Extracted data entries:
==*==
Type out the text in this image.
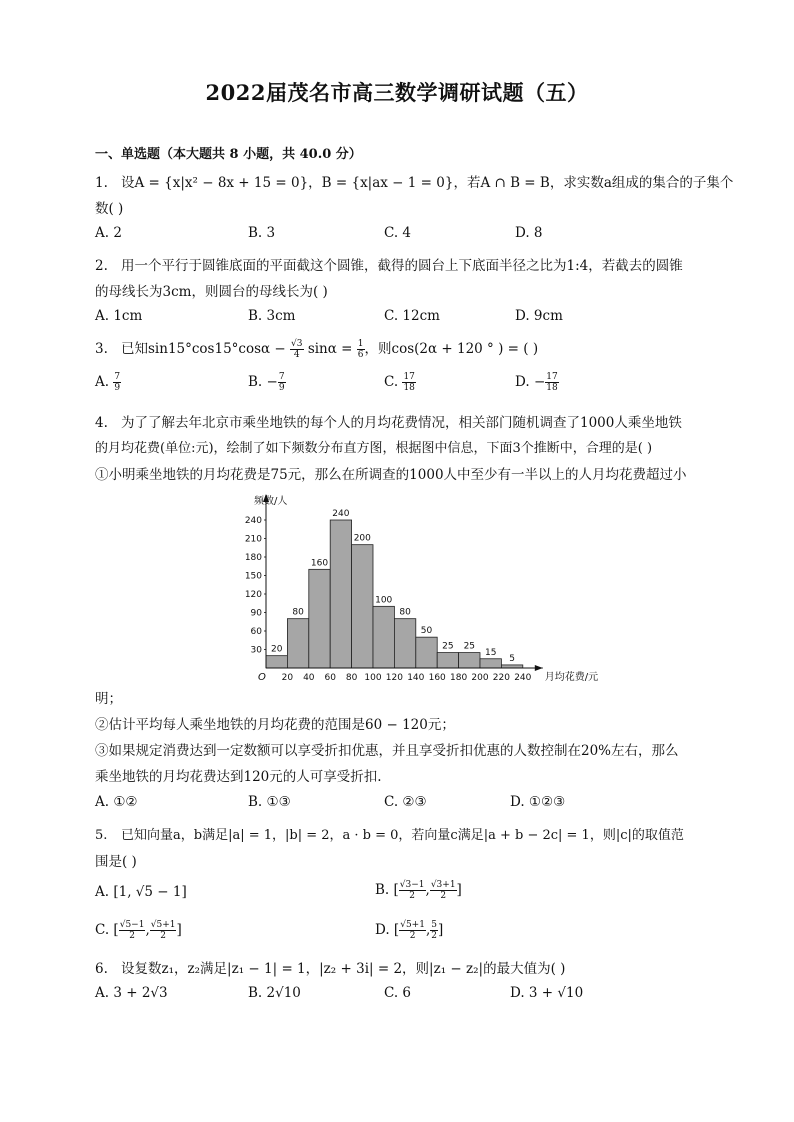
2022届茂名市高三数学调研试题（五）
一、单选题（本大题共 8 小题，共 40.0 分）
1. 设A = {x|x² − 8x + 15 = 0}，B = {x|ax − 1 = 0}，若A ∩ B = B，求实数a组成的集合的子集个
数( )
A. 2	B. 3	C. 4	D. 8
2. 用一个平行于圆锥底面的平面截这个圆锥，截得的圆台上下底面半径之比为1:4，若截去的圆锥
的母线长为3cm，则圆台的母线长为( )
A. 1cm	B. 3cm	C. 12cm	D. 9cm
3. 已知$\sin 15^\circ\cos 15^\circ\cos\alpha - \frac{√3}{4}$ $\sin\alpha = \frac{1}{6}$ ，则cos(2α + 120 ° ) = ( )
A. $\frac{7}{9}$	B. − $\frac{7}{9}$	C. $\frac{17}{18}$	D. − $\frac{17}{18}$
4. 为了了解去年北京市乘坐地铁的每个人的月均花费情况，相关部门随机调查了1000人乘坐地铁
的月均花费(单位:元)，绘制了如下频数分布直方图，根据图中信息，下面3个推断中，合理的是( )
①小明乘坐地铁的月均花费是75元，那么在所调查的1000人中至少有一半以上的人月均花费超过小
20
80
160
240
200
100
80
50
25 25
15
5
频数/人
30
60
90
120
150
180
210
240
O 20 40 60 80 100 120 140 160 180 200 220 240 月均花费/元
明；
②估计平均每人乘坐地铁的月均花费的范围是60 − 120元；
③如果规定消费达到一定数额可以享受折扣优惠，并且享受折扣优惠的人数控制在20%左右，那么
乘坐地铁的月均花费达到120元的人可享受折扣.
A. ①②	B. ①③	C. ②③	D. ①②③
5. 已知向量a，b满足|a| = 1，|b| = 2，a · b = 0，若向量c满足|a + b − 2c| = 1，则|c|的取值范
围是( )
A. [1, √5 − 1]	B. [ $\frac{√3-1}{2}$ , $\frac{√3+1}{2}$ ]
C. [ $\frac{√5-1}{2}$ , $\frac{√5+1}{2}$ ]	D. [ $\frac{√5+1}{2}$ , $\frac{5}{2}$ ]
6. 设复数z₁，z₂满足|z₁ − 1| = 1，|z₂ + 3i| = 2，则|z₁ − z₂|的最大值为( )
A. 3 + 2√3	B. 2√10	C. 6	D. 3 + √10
==*==
Copy each line holding the word "frac" from the listing above.

3. 已知$\sin 15^\circ\cos 15^\circ\cos\alpha - \frac{√3}{4}$ $\sin\alpha = \frac{1}{6}$ ，则cos(2α + 120 ° ) = ( )
A. $\frac{7}{9}$	B. − $\frac{7}{9}$	C. $\frac{17}{18}$	D. − $\frac{17}{18}$
A. [1, √5 − 1]	B. [ $\frac{√3-1}{2}$ , $\frac{√3+1}{2}$ ]
C. [ $\frac{√5-1}{2}$ , $\frac{√5+1}{2}$ ]	D. [ $\frac{√5+1}{2}$ , $\frac{5}{2}$ ]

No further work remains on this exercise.